═════ TASK INPUTS
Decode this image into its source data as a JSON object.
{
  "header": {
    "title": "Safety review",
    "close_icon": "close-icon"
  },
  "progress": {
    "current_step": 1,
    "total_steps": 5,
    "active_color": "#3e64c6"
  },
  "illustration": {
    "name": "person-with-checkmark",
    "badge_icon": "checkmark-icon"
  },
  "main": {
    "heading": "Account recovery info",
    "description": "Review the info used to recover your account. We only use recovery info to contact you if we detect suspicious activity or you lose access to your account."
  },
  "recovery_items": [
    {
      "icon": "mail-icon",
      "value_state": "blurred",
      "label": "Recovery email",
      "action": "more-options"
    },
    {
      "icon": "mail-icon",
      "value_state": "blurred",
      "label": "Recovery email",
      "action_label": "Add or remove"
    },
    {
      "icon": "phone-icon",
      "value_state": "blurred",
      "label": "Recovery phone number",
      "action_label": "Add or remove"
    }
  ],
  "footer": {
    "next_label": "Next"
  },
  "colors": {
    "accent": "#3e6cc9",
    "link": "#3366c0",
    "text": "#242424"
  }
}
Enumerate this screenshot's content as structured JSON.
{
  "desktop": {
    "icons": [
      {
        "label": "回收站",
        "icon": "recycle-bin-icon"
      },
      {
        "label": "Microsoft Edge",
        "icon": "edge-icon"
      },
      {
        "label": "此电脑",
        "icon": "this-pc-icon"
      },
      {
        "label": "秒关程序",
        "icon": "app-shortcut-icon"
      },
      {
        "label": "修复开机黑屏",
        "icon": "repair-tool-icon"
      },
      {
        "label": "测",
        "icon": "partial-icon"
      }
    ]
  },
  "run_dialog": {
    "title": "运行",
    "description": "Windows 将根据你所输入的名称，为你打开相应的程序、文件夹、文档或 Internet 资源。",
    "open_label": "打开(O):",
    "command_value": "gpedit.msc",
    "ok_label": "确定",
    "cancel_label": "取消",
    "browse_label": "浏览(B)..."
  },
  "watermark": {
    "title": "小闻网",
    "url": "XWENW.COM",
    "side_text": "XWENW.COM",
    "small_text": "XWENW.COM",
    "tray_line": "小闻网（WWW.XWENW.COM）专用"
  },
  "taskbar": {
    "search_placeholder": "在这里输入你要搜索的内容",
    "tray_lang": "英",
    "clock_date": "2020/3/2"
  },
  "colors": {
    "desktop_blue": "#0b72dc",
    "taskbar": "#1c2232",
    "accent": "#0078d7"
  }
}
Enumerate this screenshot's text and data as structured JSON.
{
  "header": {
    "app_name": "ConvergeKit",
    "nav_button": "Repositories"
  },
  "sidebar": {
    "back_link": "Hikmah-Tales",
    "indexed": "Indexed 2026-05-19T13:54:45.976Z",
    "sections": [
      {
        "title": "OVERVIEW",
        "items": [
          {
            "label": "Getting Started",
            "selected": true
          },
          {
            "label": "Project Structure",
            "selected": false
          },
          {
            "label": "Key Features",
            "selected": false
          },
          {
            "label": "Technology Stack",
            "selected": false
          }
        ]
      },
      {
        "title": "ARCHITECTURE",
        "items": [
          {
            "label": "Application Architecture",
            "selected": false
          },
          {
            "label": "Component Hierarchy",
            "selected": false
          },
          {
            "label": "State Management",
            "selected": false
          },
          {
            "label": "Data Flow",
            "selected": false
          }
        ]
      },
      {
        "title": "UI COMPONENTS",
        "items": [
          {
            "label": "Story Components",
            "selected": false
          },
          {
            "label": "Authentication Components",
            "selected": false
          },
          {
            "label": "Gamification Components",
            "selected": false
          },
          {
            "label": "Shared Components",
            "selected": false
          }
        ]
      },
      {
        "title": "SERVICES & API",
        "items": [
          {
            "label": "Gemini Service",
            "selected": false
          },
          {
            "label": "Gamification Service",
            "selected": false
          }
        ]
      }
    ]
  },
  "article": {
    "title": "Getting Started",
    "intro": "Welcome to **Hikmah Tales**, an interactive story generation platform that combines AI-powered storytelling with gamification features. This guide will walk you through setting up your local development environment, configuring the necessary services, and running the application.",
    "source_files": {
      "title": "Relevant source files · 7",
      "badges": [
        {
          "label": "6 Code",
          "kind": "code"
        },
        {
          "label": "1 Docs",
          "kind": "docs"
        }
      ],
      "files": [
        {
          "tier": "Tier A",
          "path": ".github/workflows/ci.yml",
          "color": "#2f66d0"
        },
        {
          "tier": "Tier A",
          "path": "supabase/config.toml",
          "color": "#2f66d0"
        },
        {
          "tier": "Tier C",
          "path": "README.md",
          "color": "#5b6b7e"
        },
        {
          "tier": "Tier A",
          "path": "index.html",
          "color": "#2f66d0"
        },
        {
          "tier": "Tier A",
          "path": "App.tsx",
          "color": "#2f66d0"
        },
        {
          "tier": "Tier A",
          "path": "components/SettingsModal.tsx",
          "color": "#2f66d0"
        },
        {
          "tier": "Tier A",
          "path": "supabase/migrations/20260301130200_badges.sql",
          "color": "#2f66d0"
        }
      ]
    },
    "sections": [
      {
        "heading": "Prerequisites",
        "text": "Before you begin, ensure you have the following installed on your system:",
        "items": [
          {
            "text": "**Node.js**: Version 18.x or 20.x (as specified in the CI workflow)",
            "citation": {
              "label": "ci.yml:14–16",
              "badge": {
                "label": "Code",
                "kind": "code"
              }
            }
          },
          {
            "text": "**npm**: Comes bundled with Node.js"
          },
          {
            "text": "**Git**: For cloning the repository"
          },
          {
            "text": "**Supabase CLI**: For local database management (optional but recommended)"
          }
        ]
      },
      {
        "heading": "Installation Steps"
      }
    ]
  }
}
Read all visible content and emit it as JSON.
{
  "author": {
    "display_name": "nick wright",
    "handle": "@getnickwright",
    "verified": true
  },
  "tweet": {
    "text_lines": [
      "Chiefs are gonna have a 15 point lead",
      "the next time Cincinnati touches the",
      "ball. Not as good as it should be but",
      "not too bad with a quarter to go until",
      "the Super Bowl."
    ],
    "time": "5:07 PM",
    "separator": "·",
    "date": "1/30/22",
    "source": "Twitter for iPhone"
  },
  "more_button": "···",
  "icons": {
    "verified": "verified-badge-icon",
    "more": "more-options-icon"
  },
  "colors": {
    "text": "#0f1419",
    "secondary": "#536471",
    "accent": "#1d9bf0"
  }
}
══════════
Copy out each line of the listing that holds "time".

§ FULL SOLUTION:
      "the next time Cincinnati touches the",
    "time": "5:07 PM",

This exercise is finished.